_DATA RECORDS_.
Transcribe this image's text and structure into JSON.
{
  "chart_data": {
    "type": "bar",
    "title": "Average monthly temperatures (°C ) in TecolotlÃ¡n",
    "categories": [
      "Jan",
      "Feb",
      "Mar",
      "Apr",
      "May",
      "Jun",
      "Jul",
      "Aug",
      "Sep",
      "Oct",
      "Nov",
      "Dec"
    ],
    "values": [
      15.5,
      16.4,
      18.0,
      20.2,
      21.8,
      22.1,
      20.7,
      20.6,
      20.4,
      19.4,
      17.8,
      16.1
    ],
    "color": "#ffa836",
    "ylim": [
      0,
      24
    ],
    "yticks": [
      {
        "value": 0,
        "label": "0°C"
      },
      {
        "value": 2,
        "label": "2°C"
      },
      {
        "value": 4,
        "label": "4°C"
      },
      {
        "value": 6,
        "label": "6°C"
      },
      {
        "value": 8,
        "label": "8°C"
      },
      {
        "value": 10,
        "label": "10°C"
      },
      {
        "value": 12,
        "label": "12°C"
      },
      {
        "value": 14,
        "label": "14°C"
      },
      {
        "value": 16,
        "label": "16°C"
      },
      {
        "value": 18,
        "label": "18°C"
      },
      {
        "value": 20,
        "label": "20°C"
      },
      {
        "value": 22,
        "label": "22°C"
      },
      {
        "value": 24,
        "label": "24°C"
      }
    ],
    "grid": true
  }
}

_WORK REQUIRED_. Go through the records above and set each one down exactly, please.

_FULL RESPONSE_.
Transcribe this image's text and structure into JSON.
{
  "chart_data": {
    "type": "bar",
    "title": "Average monthly temperatures (°C ) in TecolotlÃ¡n",
    "categories": [
      "Jan",
      "Feb",
      "Mar",
      "Apr",
      "May",
      "Jun",
      "Jul",
      "Aug",
      "Sep",
      "Oct",
      "Nov",
      "Dec"
    ],
    "values": [
      15.5,
      16.4,
      18.0,
      20.2,
      21.8,
      22.1,
      20.7,
      20.6,
      20.4,
      19.4,
      17.8,
      16.1
    ],
    "color": "#ffa836",
    "ylim": [
      0,
      24
    ],
    "yticks": [
      {
        "value": 0,
        "label": "0°C"
      },
      {
        "value": 2,
        "label": "2°C"
      },
      {
        "value": 4,
        "label": "4°C"
      },
      {
        "value": 6,
        "label": "6°C"
      },
      {
        "value": 8,
        "label": "8°C"
      },
      {
        "value": 10,
        "label": "10°C"
      },
      {
        "value": 12,
        "label": "12°C"
      },
      {
        "value": 14,
        "label": "14°C"
      },
      {
        "value": 16,
        "label": "16°C"
      },
      {
        "value": 18,
        "label": "18°C"
      },
      {
        "value": 20,
        "label": "20°C"
      },
      {
        "value": 22,
        "label": "22°C"
      },
      {
        "value": 24,
        "label": "24°C"
      }
    ],
    "grid": true
  }
}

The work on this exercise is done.